▶ **GIVEN RECORDS**
----------------------------------------

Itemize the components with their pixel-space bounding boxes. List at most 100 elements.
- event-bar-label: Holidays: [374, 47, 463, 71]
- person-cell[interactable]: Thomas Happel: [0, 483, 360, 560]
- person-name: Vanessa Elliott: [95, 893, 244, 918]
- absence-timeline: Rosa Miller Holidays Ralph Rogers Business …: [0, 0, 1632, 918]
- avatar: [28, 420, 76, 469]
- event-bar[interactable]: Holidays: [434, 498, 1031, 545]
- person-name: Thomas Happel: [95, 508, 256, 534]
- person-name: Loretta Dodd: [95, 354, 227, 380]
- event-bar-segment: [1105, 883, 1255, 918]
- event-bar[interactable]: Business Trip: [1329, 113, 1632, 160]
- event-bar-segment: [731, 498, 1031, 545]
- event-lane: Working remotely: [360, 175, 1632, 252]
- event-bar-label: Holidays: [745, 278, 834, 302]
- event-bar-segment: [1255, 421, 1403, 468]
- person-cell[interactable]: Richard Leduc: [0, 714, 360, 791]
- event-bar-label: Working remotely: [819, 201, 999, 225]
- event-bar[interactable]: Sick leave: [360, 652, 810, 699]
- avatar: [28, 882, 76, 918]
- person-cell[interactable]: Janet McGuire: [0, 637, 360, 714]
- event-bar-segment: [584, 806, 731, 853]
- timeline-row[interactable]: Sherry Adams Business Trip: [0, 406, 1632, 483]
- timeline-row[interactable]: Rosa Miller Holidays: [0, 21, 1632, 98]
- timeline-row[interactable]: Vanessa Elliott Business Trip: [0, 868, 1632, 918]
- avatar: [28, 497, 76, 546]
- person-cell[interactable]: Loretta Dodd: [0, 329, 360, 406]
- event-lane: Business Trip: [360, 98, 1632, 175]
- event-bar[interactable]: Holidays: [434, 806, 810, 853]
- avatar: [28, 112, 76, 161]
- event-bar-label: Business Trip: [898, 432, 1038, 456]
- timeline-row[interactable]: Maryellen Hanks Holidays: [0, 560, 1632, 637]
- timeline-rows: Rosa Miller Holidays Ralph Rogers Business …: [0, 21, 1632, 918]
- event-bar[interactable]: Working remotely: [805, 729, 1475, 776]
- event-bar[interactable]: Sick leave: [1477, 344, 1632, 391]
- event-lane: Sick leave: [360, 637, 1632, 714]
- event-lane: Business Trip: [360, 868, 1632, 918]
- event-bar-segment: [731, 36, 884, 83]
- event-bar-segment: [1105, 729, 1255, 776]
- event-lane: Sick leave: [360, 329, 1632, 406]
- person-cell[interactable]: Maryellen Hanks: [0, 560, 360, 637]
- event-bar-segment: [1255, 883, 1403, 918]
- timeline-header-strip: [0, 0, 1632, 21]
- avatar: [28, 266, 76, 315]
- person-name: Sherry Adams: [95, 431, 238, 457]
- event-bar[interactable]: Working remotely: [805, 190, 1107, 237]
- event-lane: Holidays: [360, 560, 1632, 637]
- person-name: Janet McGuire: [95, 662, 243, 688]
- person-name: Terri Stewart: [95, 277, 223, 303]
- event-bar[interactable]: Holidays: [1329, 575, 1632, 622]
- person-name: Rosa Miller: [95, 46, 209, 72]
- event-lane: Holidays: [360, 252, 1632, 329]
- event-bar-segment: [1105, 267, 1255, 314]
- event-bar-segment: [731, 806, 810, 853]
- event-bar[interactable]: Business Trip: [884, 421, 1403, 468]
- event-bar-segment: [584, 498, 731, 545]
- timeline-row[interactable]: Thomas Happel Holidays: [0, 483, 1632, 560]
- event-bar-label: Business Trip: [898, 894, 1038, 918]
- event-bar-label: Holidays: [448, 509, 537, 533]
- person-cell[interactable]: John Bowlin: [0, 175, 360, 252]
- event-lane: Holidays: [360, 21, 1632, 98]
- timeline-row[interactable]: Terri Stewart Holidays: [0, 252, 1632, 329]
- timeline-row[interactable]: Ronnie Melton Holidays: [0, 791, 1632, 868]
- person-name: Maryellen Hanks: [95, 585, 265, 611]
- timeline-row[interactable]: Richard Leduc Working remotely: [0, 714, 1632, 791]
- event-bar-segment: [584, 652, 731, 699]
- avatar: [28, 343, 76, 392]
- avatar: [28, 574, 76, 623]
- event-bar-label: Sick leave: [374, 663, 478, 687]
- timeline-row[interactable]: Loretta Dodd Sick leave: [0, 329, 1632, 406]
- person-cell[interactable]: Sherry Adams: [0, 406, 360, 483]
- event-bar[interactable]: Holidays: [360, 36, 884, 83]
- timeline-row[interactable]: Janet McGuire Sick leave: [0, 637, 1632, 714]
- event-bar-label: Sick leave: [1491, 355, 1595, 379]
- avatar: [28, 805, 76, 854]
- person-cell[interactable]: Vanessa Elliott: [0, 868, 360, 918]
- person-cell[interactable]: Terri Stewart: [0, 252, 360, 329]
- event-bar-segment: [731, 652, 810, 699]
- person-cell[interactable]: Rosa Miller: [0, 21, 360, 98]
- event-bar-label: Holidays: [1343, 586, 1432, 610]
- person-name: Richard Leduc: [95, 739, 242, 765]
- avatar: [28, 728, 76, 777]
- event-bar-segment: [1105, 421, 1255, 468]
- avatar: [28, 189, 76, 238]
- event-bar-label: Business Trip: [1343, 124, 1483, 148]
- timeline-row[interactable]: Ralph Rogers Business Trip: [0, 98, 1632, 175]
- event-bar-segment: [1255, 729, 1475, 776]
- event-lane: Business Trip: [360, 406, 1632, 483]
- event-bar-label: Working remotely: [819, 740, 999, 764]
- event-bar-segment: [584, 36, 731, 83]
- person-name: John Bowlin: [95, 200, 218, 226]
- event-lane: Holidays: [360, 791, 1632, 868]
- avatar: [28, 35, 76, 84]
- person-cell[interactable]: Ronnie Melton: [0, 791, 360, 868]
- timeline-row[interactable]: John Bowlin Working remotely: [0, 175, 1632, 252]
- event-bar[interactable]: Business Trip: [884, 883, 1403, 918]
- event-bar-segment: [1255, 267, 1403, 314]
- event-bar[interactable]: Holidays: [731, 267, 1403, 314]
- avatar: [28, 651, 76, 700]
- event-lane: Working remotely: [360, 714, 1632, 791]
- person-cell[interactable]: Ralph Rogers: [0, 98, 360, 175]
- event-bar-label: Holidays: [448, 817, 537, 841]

----------------------------------------

▶ **THE TASK**
Arrange the items as a JSON list of strings, one string per line with blank lines omitted, starting at the first line and ending at the line that contains "- event-bar-segment: [731, 36, 884, 83]".

▶ **FINAL ANSWER**
[
  "Itemize the components with their pixel-space bounding boxes. List at most 100 elements.",
  "- event-bar-label: Holidays: [374, 47, 463, 71]",
  "- person-cell[interactable]: Thomas Happel: [0, 483, 360, 560]",
  "- person-name: Vanessa Elliott: [95, 893, 244, 918]",
  "- absence-timeline: Rosa Miller Holidays Ralph Rogers Business …: [0, 0, 1632, 918]",
  "- avatar: [28, 420, 76, 469]",
  "- event-bar[interactable]: Holidays: [434, 498, 1031, 545]",
  "- person-name: Thomas Happel: [95, 508, 256, 534]",
  "- person-name: Loretta Dodd: [95, 354, 227, 380]",
  "- event-bar-segment: [1105, 883, 1255, 918]",
  "- event-bar[interactable]: Business Trip: [1329, 113, 1632, 160]",
  "- event-bar-segment: [731, 498, 1031, 545]",
  "- event-lane: Working remotely: [360, 175, 1632, 252]",
  "- event-bar-label: Holidays: [745, 278, 834, 302]",
  "- event-bar-segment: [1255, 421, 1403, 468]",
  "- person-cell[interactable]: Richard Leduc: [0, 714, 360, 791]",
  "- event-bar-label: Working remotely: [819, 201, 999, 225]",
  "- event-bar[interactable]: Sick leave: [360, 652, 810, 699]",
  "- avatar: [28, 882, 76, 918]",
  "- person-cell[interactable]: Janet McGuire: [0, 637, 360, 714]",
  "- event-bar-segment: [584, 806, 731, 853]",
  "- timeline-row[interactable]: Sherry Adams Business Trip: [0, 406, 1632, 483]",
  "- timeline-row[interactable]: Rosa Miller Holidays: [0, 21, 1632, 98]",
  "- timeline-row[interactable]: Vanessa Elliott Business Trip: [0, 868, 1632, 918]",
  "- avatar: [28, 497, 76, 546]",
  "- person-cell[interactable]: Loretta Dodd: [0, 329, 360, 406]",
  "- event-lane: Business Trip: [360, 98, 1632, 175]",
  "- event-bar[interactable]: Holidays: [434, 806, 810, 853]",
  "- avatar: [28, 112, 76, 161]",
  "- event-bar-label: Business Trip: [898, 432, 1038, 456]",
  "- timeline-row[interactable]: Maryellen Hanks Holidays: [0, 560, 1632, 637]",
  "- timeline-rows: Rosa Miller Holidays Ralph Rogers Business …: [0, 21, 1632, 918]",
  "- event-bar[interactable]: Working remotely: [805, 729, 1475, 776]",
  "- event-bar[interactable]: Sick leave: [1477, 344, 1632, 391]",
  "- event-lane: Sick leave: [360, 637, 1632, 714]",
  "- event-lane: Business Trip: [360, 868, 1632, 918]",
  "- event-bar-segment: [731, 36, 884, 83]"
]